What to do -
From the entries below, report how many lines contain the string "title". Give only that number.

------------------------------------

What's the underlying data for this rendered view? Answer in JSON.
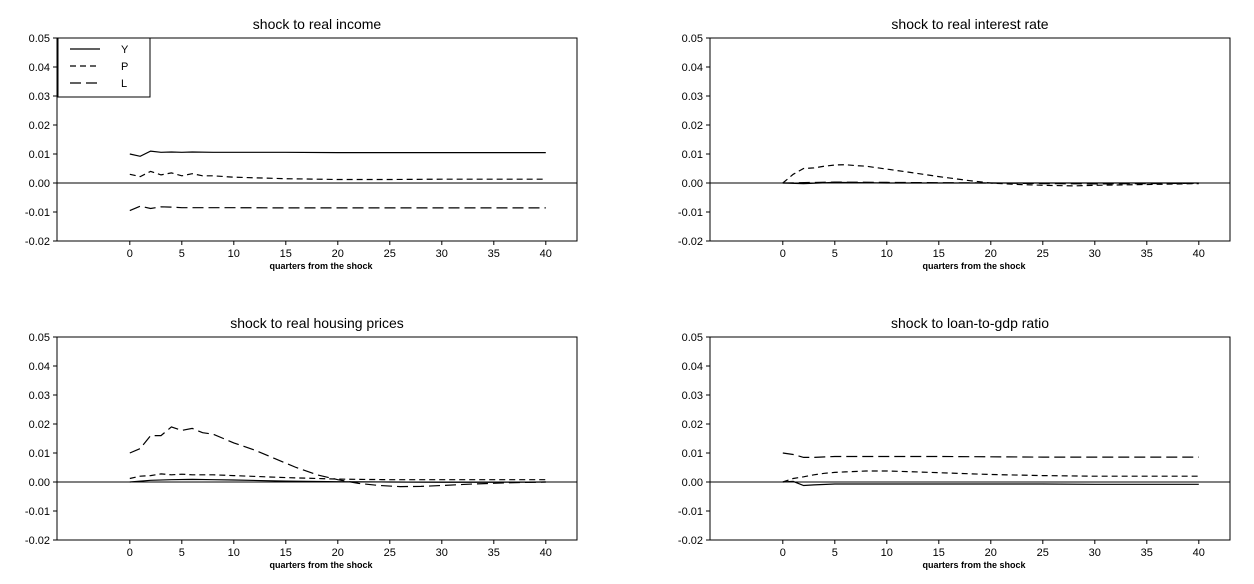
{
  "chart_data": [
    {
      "type": "line",
      "title": "shock to real income",
      "xlabel": "quarters from the shock",
      "ylabel": "",
      "xlim": [
        -7,
        43
      ],
      "ylim": [
        -0.02,
        0.05
      ],
      "xticks": [
        0,
        5,
        10,
        15,
        20,
        25,
        30,
        35,
        40
      ],
      "yticks": [
        -0.02,
        -0.01,
        0.0,
        0.01,
        0.02,
        0.03,
        0.04,
        0.05
      ],
      "ytick_labels": [
        "-0.02",
        "-0.01",
        "0.00",
        "0.01",
        "0.02",
        "0.03",
        "0.04",
        "0.05"
      ],
      "zero_line": true,
      "grid": false,
      "legend": {
        "position": "top-left",
        "entries": [
          "Y",
          "P",
          "L"
        ]
      },
      "series": [
        {
          "name": "Y",
          "style": "solid",
          "x": [
            0,
            1,
            2,
            3,
            4,
            5,
            6,
            8,
            10,
            15,
            20,
            25,
            30,
            35,
            40
          ],
          "y": [
            0.01,
            0.0092,
            0.011,
            0.0106,
            0.0107,
            0.0106,
            0.0107,
            0.0106,
            0.0106,
            0.0106,
            0.0105,
            0.0105,
            0.0105,
            0.0105,
            0.0105
          ]
        },
        {
          "name": "P",
          "style": "short-dash",
          "x": [
            0,
            1,
            2,
            3,
            4,
            5,
            6,
            7,
            8,
            10,
            15,
            20,
            25,
            30,
            35,
            40
          ],
          "y": [
            0.003,
            0.0022,
            0.004,
            0.0028,
            0.0035,
            0.0025,
            0.0032,
            0.0025,
            0.0025,
            0.002,
            0.0015,
            0.0012,
            0.0012,
            0.0013,
            0.0013,
            0.0013
          ]
        },
        {
          "name": "L",
          "style": "long-dash",
          "x": [
            0,
            1,
            2,
            3,
            4,
            5,
            6,
            8,
            10,
            15,
            20,
            25,
            30,
            35,
            40
          ],
          "y": [
            -0.0095,
            -0.008,
            -0.0088,
            -0.0082,
            -0.0083,
            -0.0085,
            -0.0085,
            -0.0085,
            -0.0085,
            -0.0086,
            -0.0086,
            -0.0086,
            -0.0086,
            -0.0086,
            -0.0086
          ]
        }
      ]
    },
    {
      "type": "line",
      "title": "shock to real interest rate",
      "xlabel": "quarters from the shock",
      "ylabel": "",
      "xlim": [
        -7,
        43
      ],
      "ylim": [
        -0.02,
        0.05
      ],
      "xticks": [
        0,
        5,
        10,
        15,
        20,
        25,
        30,
        35,
        40
      ],
      "yticks": [
        -0.02,
        -0.01,
        0.0,
        0.01,
        0.02,
        0.03,
        0.04,
        0.05
      ],
      "ytick_labels": [
        "-0.02",
        "-0.01",
        "0.00",
        "0.01",
        "0.02",
        "0.03",
        "0.04",
        "0.05"
      ],
      "zero_line": true,
      "grid": false,
      "series": [
        {
          "name": "Y",
          "style": "solid",
          "x": [
            0,
            2,
            5,
            10,
            15,
            20,
            25,
            30,
            35,
            40
          ],
          "y": [
            0.0,
            -0.0002,
            0.0002,
            0.0,
            0.0,
            0.0,
            0.0,
            0.0,
            0.0,
            0.0
          ]
        },
        {
          "name": "P",
          "style": "short-dash",
          "x": [
            0,
            1,
            2,
            3,
            4,
            5,
            6,
            7,
            8,
            10,
            12,
            15,
            18,
            20,
            22,
            25,
            28,
            30,
            35,
            40
          ],
          "y": [
            0.0,
            0.003,
            0.005,
            0.0052,
            0.0058,
            0.0062,
            0.0063,
            0.006,
            0.0058,
            0.0048,
            0.0038,
            0.0022,
            0.0008,
            0.0,
            -0.0004,
            -0.0008,
            -0.001,
            -0.0008,
            -0.0005,
            -0.0002
          ]
        },
        {
          "name": "L",
          "style": "long-dash",
          "x": [
            0,
            5,
            10,
            15,
            20,
            25,
            30,
            35,
            40
          ],
          "y": [
            0.0,
            0.0003,
            0.0002,
            0.0001,
            0.0,
            -0.0002,
            -0.0003,
            -0.0002,
            -0.0001
          ]
        }
      ]
    },
    {
      "type": "line",
      "title": "shock to real housing prices",
      "xlabel": "quarters from the shock",
      "ylabel": "",
      "xlim": [
        -7,
        43
      ],
      "ylim": [
        -0.02,
        0.05
      ],
      "xticks": [
        0,
        5,
        10,
        15,
        20,
        25,
        30,
        35,
        40
      ],
      "yticks": [
        -0.02,
        -0.01,
        0.0,
        0.01,
        0.02,
        0.03,
        0.04,
        0.05
      ],
      "ytick_labels": [
        "-0.02",
        "-0.01",
        "0.00",
        "0.01",
        "0.02",
        "0.03",
        "0.04",
        "0.05"
      ],
      "zero_line": true,
      "grid": false,
      "series": [
        {
          "name": "Y",
          "style": "solid",
          "x": [
            0,
            2,
            4,
            6,
            8,
            10,
            15,
            20,
            25,
            30,
            35,
            40
          ],
          "y": [
            0.0,
            0.0006,
            0.0008,
            0.0009,
            0.0008,
            0.0007,
            0.0003,
            0.0001,
            0.0,
            -0.0001,
            -0.0001,
            0.0
          ]
        },
        {
          "name": "P",
          "style": "short-dash",
          "x": [
            0,
            1,
            2,
            3,
            4,
            5,
            6,
            8,
            10,
            15,
            20,
            25,
            30,
            35,
            40
          ],
          "y": [
            0.0012,
            0.002,
            0.0022,
            0.0028,
            0.0025,
            0.0027,
            0.0025,
            0.0025,
            0.0022,
            0.0015,
            0.001,
            0.0008,
            0.0008,
            0.0008,
            0.0008
          ]
        },
        {
          "name": "L",
          "style": "long-dash",
          "x": [
            0,
            1,
            2,
            3,
            4,
            5,
            6,
            7,
            8,
            9,
            10,
            12,
            14,
            16,
            18,
            20,
            22,
            24,
            26,
            28,
            30,
            33,
            36,
            40
          ],
          "y": [
            0.01,
            0.0115,
            0.016,
            0.016,
            0.019,
            0.0178,
            0.0185,
            0.017,
            0.0165,
            0.015,
            0.0135,
            0.011,
            0.008,
            0.005,
            0.0025,
            0.0008,
            -0.0005,
            -0.0012,
            -0.0016,
            -0.0015,
            -0.0012,
            -0.0007,
            -0.0003,
            0.0
          ]
        }
      ]
    },
    {
      "type": "line",
      "title": "shock to loan-to-gdp ratio",
      "xlabel": "quarters from the shock",
      "ylabel": "",
      "xlim": [
        -7,
        43
      ],
      "ylim": [
        -0.02,
        0.05
      ],
      "xticks": [
        0,
        5,
        10,
        15,
        20,
        25,
        30,
        35,
        40
      ],
      "yticks": [
        -0.02,
        -0.01,
        0.0,
        0.01,
        0.02,
        0.03,
        0.04,
        0.05
      ],
      "ytick_labels": [
        "-0.02",
        "-0.01",
        "0.00",
        "0.01",
        "0.02",
        "0.03",
        "0.04",
        "0.05"
      ],
      "zero_line": true,
      "grid": false,
      "series": [
        {
          "name": "Y",
          "style": "solid",
          "x": [
            0,
            1,
            2,
            3,
            5,
            10,
            15,
            20,
            25,
            30,
            35,
            40
          ],
          "y": [
            0.0,
            0.0002,
            -0.0012,
            -0.001,
            -0.0007,
            -0.0007,
            -0.0007,
            -0.0007,
            -0.0007,
            -0.0008,
            -0.0008,
            -0.0008
          ]
        },
        {
          "name": "P",
          "style": "short-dash",
          "x": [
            0,
            1,
            2,
            3,
            4,
            5,
            6,
            8,
            10,
            12,
            15,
            20,
            25,
            30,
            35,
            40
          ],
          "y": [
            0.0,
            0.0012,
            0.0018,
            0.0025,
            0.003,
            0.0033,
            0.0035,
            0.0038,
            0.0038,
            0.0036,
            0.0032,
            0.0026,
            0.0022,
            0.002,
            0.002,
            0.002
          ]
        },
        {
          "name": "L",
          "style": "long-dash",
          "x": [
            0,
            1,
            2,
            3,
            5,
            10,
            15,
            20,
            25,
            30,
            35,
            40
          ],
          "y": [
            0.01,
            0.0095,
            0.0085,
            0.0085,
            0.0088,
            0.0088,
            0.0088,
            0.0087,
            0.0086,
            0.0086,
            0.0086,
            0.0086
          ]
        }
      ]
    }
  ]
}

------------------------------------

Answer for the task -
4